* Request *
Check each line of the material. Copy those containing "διατριβή".

-=-=-

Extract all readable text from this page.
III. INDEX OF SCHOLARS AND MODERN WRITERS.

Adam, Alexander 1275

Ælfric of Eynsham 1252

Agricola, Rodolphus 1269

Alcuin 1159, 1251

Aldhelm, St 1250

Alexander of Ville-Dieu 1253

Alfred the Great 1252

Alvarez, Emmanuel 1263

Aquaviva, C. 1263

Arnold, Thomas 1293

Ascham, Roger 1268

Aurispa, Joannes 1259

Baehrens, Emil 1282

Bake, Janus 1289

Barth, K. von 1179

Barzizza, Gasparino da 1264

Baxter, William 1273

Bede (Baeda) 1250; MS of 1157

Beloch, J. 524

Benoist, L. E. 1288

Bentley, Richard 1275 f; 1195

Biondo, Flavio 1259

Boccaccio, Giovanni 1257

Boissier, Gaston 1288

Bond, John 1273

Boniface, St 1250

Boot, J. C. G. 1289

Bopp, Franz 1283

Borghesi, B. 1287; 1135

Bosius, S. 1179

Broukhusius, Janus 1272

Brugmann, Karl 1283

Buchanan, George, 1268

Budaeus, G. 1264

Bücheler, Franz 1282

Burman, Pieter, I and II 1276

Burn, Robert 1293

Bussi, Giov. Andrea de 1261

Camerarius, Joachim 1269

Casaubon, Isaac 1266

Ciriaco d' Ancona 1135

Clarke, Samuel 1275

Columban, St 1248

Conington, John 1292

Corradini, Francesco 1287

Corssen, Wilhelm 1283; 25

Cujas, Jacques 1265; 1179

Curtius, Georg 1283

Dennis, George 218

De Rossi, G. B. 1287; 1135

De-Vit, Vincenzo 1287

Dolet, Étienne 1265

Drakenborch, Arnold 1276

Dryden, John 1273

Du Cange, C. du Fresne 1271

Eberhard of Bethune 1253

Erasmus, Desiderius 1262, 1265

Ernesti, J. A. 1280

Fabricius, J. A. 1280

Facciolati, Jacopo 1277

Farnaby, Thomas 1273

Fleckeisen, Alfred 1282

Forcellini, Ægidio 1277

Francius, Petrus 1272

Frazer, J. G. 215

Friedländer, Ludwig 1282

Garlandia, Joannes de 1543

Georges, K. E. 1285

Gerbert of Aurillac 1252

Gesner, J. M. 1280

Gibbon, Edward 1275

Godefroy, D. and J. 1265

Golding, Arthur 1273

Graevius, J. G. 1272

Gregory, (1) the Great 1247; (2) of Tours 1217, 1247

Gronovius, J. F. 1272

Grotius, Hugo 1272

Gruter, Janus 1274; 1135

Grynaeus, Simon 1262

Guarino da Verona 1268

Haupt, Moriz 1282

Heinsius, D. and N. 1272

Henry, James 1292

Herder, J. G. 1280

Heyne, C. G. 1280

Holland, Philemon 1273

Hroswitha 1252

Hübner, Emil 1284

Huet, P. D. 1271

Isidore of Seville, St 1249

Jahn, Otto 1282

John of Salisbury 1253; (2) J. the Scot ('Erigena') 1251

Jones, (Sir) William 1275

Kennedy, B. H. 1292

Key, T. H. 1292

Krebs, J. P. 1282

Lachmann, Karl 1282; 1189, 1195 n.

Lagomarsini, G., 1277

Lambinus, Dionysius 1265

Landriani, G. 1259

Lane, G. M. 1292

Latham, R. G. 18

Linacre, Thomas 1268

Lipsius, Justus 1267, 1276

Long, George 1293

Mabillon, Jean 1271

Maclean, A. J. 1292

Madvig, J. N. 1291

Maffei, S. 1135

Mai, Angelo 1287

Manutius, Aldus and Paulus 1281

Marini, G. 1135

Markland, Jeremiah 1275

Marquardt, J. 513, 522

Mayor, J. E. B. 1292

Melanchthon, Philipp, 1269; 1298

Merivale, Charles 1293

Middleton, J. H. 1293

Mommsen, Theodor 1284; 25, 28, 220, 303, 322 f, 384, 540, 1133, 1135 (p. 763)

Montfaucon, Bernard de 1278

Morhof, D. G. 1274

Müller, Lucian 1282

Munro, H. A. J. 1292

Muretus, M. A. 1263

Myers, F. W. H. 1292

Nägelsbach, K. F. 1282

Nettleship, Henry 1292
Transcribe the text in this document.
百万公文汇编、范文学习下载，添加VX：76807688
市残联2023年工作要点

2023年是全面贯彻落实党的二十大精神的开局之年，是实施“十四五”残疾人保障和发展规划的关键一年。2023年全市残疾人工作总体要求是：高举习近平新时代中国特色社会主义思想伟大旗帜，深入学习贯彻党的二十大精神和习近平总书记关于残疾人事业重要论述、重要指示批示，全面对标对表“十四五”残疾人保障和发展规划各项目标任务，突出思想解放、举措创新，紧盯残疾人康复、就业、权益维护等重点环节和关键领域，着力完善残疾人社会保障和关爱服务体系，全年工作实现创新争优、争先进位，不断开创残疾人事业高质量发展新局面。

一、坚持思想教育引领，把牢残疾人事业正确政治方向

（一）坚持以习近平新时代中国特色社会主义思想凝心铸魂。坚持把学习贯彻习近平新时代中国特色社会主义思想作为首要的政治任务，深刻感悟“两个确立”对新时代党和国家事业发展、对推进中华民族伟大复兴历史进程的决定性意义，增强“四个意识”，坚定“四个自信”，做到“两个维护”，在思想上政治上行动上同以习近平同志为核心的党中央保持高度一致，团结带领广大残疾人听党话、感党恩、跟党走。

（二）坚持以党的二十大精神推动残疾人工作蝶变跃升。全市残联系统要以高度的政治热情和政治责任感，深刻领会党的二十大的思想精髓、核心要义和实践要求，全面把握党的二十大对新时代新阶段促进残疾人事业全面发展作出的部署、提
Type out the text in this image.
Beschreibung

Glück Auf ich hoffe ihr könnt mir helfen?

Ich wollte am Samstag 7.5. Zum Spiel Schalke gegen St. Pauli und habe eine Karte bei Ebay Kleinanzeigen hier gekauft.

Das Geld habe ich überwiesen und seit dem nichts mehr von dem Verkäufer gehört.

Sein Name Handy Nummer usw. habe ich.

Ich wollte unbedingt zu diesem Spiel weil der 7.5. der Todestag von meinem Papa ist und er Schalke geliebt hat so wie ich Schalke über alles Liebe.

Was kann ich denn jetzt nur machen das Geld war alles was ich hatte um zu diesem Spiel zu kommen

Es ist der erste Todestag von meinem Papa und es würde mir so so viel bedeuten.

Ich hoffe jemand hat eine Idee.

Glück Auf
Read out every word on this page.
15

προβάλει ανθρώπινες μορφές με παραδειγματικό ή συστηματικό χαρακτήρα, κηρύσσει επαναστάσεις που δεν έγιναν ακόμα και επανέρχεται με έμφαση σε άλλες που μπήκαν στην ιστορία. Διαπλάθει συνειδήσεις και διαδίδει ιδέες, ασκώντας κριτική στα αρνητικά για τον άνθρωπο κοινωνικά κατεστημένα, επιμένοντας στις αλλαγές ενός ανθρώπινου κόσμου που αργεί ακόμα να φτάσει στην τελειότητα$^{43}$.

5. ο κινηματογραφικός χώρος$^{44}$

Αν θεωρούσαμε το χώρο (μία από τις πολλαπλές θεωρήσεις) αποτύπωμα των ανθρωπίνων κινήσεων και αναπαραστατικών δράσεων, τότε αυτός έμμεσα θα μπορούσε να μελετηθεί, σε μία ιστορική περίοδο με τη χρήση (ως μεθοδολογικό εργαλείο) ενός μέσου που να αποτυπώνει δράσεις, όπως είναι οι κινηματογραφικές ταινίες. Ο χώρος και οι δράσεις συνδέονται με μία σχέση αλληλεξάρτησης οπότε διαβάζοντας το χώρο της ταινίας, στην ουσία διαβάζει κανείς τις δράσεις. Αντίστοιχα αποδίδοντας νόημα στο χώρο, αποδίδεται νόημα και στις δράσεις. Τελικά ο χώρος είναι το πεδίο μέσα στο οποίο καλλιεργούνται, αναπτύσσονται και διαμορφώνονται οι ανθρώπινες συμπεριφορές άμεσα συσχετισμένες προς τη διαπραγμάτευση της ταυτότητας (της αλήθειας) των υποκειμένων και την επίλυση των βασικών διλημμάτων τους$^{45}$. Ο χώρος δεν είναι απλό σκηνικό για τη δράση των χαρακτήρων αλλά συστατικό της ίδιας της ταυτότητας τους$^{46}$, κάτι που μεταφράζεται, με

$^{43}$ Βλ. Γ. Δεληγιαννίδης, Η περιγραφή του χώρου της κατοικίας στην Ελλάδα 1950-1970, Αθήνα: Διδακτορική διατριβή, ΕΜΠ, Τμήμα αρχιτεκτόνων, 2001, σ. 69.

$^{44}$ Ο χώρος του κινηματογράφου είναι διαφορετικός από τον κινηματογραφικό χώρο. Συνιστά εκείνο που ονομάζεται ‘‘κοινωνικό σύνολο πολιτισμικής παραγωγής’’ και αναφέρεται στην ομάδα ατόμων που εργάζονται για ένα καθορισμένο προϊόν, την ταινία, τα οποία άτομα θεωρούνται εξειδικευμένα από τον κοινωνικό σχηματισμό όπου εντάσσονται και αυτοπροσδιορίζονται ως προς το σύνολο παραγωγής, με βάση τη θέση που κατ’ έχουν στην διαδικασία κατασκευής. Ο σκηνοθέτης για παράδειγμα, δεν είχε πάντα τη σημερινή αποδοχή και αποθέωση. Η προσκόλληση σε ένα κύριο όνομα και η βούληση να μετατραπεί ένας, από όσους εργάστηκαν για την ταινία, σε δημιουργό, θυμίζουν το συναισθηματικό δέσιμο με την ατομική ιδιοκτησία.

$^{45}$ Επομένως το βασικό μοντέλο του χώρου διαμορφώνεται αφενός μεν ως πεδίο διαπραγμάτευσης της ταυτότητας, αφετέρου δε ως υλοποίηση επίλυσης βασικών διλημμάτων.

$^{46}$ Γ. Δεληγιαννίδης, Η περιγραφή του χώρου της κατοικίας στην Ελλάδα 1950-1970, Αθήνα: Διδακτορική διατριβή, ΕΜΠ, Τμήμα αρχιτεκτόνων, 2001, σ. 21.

-=-=-

* Worked answer *
$^{43}$ Βλ. Γ. Δεληγιαννίδης, Η περιγραφή του χώρου της κατοικίας στην Ελλάδα 1950-1970, Αθήνα: Διδακτορική διατριβή, ΕΜΠ, Τμήμα αρχιτεκτόνων, 2001, σ. 69.
$^{46}$ Γ. Δεληγιαννίδης, Η περιγραφή του χώρου της κατοικίας στην Ελλάδα 1950-1970, Αθήνα: Διδακτορική διατριβή, ΕΜΠ, Τμήμα αρχιτεκτόνων, 2001, σ. 21.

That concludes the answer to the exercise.